(Stored data)
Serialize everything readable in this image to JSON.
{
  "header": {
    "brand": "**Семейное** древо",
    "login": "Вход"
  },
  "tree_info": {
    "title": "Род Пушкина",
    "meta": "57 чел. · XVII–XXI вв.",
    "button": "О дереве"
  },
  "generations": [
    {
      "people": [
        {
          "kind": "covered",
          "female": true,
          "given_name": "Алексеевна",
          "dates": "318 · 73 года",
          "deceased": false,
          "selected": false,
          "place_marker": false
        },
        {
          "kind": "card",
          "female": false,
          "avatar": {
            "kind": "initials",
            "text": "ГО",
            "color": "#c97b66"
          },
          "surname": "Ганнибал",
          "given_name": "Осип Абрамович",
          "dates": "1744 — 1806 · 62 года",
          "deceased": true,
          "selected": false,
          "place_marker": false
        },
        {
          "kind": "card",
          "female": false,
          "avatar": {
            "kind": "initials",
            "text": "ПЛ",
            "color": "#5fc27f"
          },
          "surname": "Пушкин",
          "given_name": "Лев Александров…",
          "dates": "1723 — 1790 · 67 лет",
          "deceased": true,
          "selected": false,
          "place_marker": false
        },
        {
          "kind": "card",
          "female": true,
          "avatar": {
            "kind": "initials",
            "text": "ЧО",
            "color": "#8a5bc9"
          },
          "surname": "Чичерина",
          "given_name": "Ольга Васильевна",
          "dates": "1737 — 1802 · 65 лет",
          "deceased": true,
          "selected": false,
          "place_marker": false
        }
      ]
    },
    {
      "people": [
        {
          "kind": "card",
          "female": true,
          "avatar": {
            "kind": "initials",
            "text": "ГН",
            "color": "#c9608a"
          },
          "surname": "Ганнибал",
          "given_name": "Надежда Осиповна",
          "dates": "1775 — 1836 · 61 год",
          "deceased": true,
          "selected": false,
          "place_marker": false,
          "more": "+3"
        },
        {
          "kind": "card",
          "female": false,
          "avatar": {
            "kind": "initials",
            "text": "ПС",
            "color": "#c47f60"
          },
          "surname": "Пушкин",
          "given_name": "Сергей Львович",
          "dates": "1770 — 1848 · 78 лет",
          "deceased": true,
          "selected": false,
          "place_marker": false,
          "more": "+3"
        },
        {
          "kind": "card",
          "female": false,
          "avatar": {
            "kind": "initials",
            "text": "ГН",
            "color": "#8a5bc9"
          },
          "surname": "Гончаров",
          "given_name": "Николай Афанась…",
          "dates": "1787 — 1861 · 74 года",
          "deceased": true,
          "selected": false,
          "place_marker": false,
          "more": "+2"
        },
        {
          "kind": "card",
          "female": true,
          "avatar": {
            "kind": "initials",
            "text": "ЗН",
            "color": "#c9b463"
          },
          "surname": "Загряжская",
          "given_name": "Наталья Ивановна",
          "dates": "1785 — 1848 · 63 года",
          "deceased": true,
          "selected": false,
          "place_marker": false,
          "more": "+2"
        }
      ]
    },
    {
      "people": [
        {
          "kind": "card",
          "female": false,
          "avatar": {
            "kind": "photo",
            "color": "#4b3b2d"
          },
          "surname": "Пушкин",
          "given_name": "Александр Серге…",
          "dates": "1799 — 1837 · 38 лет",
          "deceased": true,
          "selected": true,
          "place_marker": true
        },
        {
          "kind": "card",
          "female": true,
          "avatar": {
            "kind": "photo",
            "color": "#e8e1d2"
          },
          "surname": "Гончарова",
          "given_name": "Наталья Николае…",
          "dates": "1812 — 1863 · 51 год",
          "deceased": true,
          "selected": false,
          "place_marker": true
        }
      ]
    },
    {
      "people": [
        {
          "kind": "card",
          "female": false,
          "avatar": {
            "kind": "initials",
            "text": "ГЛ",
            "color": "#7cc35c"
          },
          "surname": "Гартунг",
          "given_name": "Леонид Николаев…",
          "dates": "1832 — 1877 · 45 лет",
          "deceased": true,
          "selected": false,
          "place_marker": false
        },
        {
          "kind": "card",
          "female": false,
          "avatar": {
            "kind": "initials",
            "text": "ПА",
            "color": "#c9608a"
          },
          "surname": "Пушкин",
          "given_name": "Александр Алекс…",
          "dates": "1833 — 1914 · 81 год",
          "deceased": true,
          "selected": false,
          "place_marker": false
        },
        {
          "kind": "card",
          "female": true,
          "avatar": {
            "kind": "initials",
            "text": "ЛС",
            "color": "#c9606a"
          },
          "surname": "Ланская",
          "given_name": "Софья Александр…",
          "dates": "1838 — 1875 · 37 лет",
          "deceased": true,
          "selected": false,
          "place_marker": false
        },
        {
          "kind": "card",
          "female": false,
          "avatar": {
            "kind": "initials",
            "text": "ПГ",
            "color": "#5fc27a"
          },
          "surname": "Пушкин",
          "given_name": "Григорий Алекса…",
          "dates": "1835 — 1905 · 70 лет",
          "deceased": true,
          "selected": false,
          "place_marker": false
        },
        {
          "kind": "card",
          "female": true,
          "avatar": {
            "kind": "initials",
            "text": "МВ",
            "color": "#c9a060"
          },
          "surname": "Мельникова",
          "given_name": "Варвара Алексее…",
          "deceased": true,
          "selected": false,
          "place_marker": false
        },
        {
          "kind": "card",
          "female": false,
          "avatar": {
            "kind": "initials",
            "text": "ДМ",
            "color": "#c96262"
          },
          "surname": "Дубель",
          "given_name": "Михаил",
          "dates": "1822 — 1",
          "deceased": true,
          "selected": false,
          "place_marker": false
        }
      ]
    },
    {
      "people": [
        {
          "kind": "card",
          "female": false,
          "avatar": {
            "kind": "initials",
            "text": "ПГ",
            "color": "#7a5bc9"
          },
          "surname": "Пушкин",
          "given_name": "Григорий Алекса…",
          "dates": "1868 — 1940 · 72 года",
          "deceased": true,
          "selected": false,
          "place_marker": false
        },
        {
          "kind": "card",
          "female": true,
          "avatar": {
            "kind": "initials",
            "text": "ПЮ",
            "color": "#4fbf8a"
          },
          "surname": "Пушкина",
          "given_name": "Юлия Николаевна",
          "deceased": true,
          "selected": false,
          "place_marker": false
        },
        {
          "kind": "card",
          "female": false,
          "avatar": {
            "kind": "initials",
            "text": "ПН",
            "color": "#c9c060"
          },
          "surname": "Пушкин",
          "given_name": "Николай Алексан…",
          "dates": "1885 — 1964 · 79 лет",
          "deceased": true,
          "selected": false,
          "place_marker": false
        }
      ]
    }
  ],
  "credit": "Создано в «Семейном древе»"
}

◆ WORK TO COMPLETE ◆
Extract the complete listing verbatim.

◆ SOLUTION BELOW ◆
Serialize everything readable in this image to JSON.
{
  "header": {
    "brand": "**Семейное** древо",
    "login": "Вход"
  },
  "tree_info": {
    "title": "Род Пушкина",
    "meta": "57 чел. · XVII–XXI вв.",
    "button": "О дереве"
  },
  "generations": [
    {
      "people": [
        {
          "kind": "covered",
          "female": true,
          "given_name": "Алексеевна",
          "dates": "318 · 73 года",
          "deceased": false,
          "selected": false,
          "place_marker": false
        },
        {
          "kind": "card",
          "female": false,
          "avatar": {
            "kind": "initials",
            "text": "ГО",
            "color": "#c97b66"
          },
          "surname": "Ганнибал",
          "given_name": "Осип Абрамович",
          "dates": "1744 — 1806 · 62 года",
          "deceased": true,
          "selected": false,
          "place_marker": false
        },
        {
          "kind": "card",
          "female": false,
          "avatar": {
            "kind": "initials",
            "text": "ПЛ",
            "color": "#5fc27f"
          },
          "surname": "Пушкин",
          "given_name": "Лев Александров…",
          "dates": "1723 — 1790 · 67 лет",
          "deceased": true,
          "selected": false,
          "place_marker": false
        },
        {
          "kind": "card",
          "female": true,
          "avatar": {
            "kind": "initials",
            "text": "ЧО",
            "color": "#8a5bc9"
          },
          "surname": "Чичерина",
          "given_name": "Ольга Васильевна",
          "dates": "1737 — 1802 · 65 лет",
          "deceased": true,
          "selected": false,
          "place_marker": false
        }
      ]
    },
    {
      "people": [
        {
          "kind": "card",
          "female": true,
          "avatar": {
            "kind": "initials",
            "text": "ГН",
            "color": "#c9608a"
          },
          "surname": "Ганнибал",
          "given_name": "Надежда Осиповна",
          "dates": "1775 — 1836 · 61 год",
          "deceased": true,
          "selected": false,
          "place_marker": false,
          "more": "+3"
        },
        {
          "kind": "card",
          "female": false,
          "avatar": {
            "kind": "initials",
            "text": "ПС",
            "color": "#c47f60"
          },
          "surname": "Пушкин",
          "given_name": "Сергей Львович",
          "dates": "1770 — 1848 · 78 лет",
          "deceased": true,
          "selected": false,
          "place_marker": false,
          "more": "+3"
        },
        {
          "kind": "card",
          "female": false,
          "avatar": {
            "kind": "initials",
            "text": "ГН",
            "color": "#8a5bc9"
          },
          "surname": "Гончаров",
          "given_name": "Николай Афанась…",
          "dates": "1787 — 1861 · 74 года",
          "deceased": true,
          "selected": false,
          "place_marker": false,
          "more": "+2"
        },
        {
          "kind": "card",
          "female": true,
          "avatar": {
            "kind": "initials",
            "text": "ЗН",
            "color": "#c9b463"
          },
          "surname": "Загряжская",
          "given_name": "Наталья Ивановна",
          "dates": "1785 — 1848 · 63 года",
          "deceased": true,
          "selected": false,
          "place_marker": false,
          "more": "+2"
        }
      ]
    },
    {
      "people": [
        {
          "kind": "card",
          "female": false,
          "avatar": {
            "kind": "photo",
            "color": "#4b3b2d"
          },
          "surname": "Пушкин",
          "given_name": "Александр Серге…",
          "dates": "1799 — 1837 · 38 лет",
          "deceased": true,
          "selected": true,
          "place_marker": true
        },
        {
          "kind": "card",
          "female": true,
          "avatar": {
            "kind": "photo",
            "color": "#e8e1d2"
          },
          "surname": "Гончарова",
          "given_name": "Наталья Николае…",
          "dates": "1812 — 1863 · 51 год",
          "deceased": true,
          "selected": false,
          "place_marker": true
        }
      ]
    },
    {
      "people": [
        {
          "kind": "card",
          "female": false,
          "avatar": {
            "kind": "initials",
            "text": "ГЛ",
            "color": "#7cc35c"
          },
          "surname": "Гартунг",
          "given_name": "Леонид Николаев…",
          "dates": "1832 — 1877 · 45 лет",
          "deceased": true,
          "selected": false,
          "place_marker": false
        },
        {
          "kind": "card",
          "female": false,
          "avatar": {
            "kind": "initials",
            "text": "ПА",
            "color": "#c9608a"
          },
          "surname": "Пушкин",
          "given_name": "Александр Алекс…",
          "dates": "1833 — 1914 · 81 год",
          "deceased": true,
          "selected": false,
          "place_marker": false
        },
        {
          "kind": "card",
          "female": true,
          "avatar": {
            "kind": "initials",
            "text": "ЛС",
            "color": "#c9606a"
          },
          "surname": "Ланская",
          "given_name": "Софья Александр…",
          "dates": "1838 — 1875 · 37 лет",
          "deceased": true,
          "selected": false,
          "place_marker": false
        },
        {
          "kind": "card",
          "female": false,
          "avatar": {
            "kind": "initials",
            "text": "ПГ",
            "color": "#5fc27a"
          },
          "surname": "Пушкин",
          "given_name": "Григорий Алекса…",
          "dates": "1835 — 1905 · 70 лет",
          "deceased": true,
          "selected": false,
          "place_marker": false
        },
        {
          "kind": "card",
          "female": true,
          "avatar": {
            "kind": "initials",
            "text": "МВ",
            "color": "#c9a060"
          },
          "surname": "Мельникова",
          "given_name": "Варвара Алексее…",
          "deceased": true,
          "selected": false,
          "place_marker": false
        },
        {
          "kind": "card",
          "female": false,
          "avatar": {
            "kind": "initials",
            "text": "ДМ",
            "color": "#c96262"
          },
          "surname": "Дубель",
          "given_name": "Михаил",
          "dates": "1822 — 1",
          "deceased": true,
          "selected": false,
          "place_marker": false
        }
      ]
    },
    {
      "people": [
        {
          "kind": "card",
          "female": false,
          "avatar": {
            "kind": "initials",
            "text": "ПГ",
            "color": "#7a5bc9"
          },
          "surname": "Пушкин",
          "given_name": "Григорий Алекса…",
          "dates": "1868 — 1940 · 72 года",
          "deceased": true,
          "selected": false,
          "place_marker": false
        },
        {
          "kind": "card",
          "female": true,
          "avatar": {
            "kind": "initials",
            "text": "ПЮ",
            "color": "#4fbf8a"
          },
          "surname": "Пушкина",
          "given_name": "Юлия Николаевна",
          "deceased": true,
          "selected": false,
          "place_marker": false
        },
        {
          "kind": "card",
          "female": false,
          "avatar": {
            "kind": "initials",
            "text": "ПН",
            "color": "#c9c060"
          },
          "surname": "Пушкин",
          "given_name": "Николай Алексан…",
          "dates": "1885 — 1964 · 79 лет",
          "deceased": true,
          "selected": false,
          "place_marker": false
        }
      ]
    }
  ],
  "credit": "Создано в «Семейном древе»"
}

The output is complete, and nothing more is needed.